### TASK OBJECTIVE
Extend the piece on DaBaby's career, starting right after its final sentence.

### SOURCE EXTRACT
········

DaBaby’s rise may seem somewhat sudden but in reality, he’s been building to this moment for roughly four years. He began rapping in late 2014 and kicked off 2015 with the release of his first tape, Non Fiction. It didn’t take long for his music to travel beyond his native Charlotte and some may remember his bold decision to perform at 2015’s South by Southwest while clad in a diaper.

His name was still Baby Jesus at this point in time but during 2016, he rebranded and returned as DaBaby. God’s Work Resurrected showcased an artist clearly adept at fitting in with current trends but still searching for a more distinctive sound. 2017 followup Billion Dollar Baby trafficked in the same auto-tune rap milieu.

By late 2017, DaBaby realized that he needed to go back to the more raucous, rap-driven style that had gotten him on the national radar in the first place. If God’s Work showed an artist who knew how to fit in, the aptly titled Back on My Baby Jesus Shit is when DaBaby began to truly stand out. See the eye-catching videos for “Gorilla Glue,” “Pull Up Music,” “No Hook,” “Flip Phone” and “Above the Rim.”

But it was last summer and fall’s 1-2 punch of Baby Talk 5 and Blank Blank where DaBaby firmly established himself as one of the moment’s premier unsigned artists. Blank Blank’s title track and “Up The Street” were two of my personal favorites from 2018 and “Today” even inspired a Lil Baby remix.

His vocal tone falls somewhere between Ca$h Out and Trouble. Stylistically, he’s semi-comparable to a Busta Rhymes or Ludacris, as far as his willingness to participate in outlandish music videos without losing his joy for writing clever lyrics. This comparison is a bit too pat, though, as DaBaby clearly shares a similar place in the current landscape with artists like Sada Baby and Valee. Sada’s sense of humor may be a bit more coarse (“I don’t rape bitches, never had to, cause I’m fine as hell!”) and Valee’s more on the sly side (“OG gas so loud, it sounded like we getting yelled at”), but all three elicit laughter while simultaneously impressing you with their rapping ability. They’re funny, but the humor isn’t the point of the music — it’s an added bonus.

········

### DATASET EXCERPT
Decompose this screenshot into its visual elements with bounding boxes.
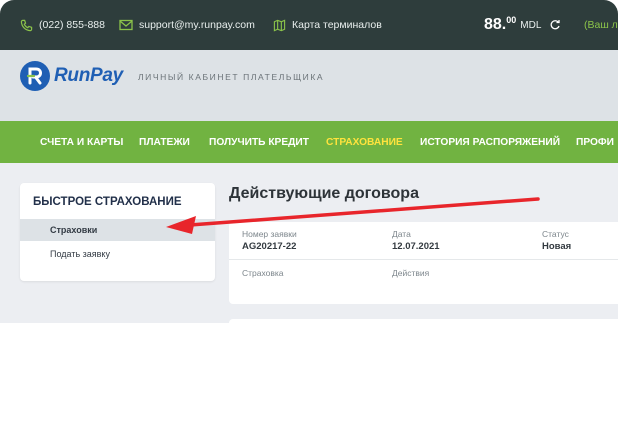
app-window: (022) 855-888 support@my.runpay.com Карт…: [0, 0, 618, 437]
annotation-arrow: [166, 197, 540, 234]
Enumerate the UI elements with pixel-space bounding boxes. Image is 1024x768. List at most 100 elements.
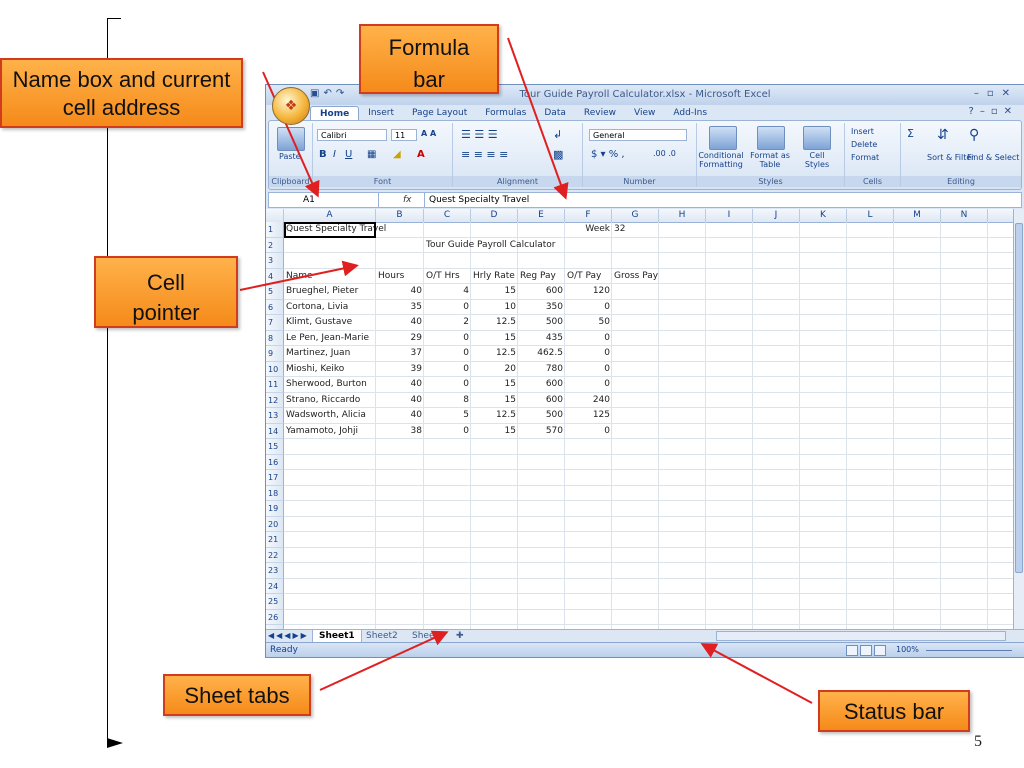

········

### RESPONSE
Introducing DaBaby as “the guy with the murder charge” sells him short. He can vacillate between the gleefully tasteless (“I don’t gotta rape bitches, they rape me!”) and the dryly sarcastic (“Thought it was 10 pounds but I really put 9 on it. And half of them bitches was fake weed! When they open ’em up, they gon’ hate me”) within the same verse. He loves acting out the sex jokes in his lyrics during his videos but can shift to the darkly comedic quickly (“he might as well pick out a shirt/like check this out, listen to me/that’s where your picture gon’ be”).

He’s the audio equivalent of the Goodfellas scene where Joe Pesci takes his fellow goons to dine at his mother’s house after they’ve disposed of the body. It’s the Pulp Fiction scene where Samuel L Jackson is chewing out John Travolta for accidentally shooting someone in their backseat. He’s the class clown who doesn’t appear to be paying attention but the language center of his brain is firing on a higher level than everyone else’s.

Now that Gucci exists in a space where his voice can be beamed into every home in America on an hourly basis (thanks to an Apple commercial), it’s easier to see a way forward for artists like DaBaby. While there will always be authenticity fetishists who are going to attempt to corrupt the conversation and grumpy reactionaries who will pin his popularity on the former crowd, DaBaby is funny, original, talented and willing to stand apart. Attributing his fandom to people being overly impressed by an artist who “lives out their raps” says more about you than them.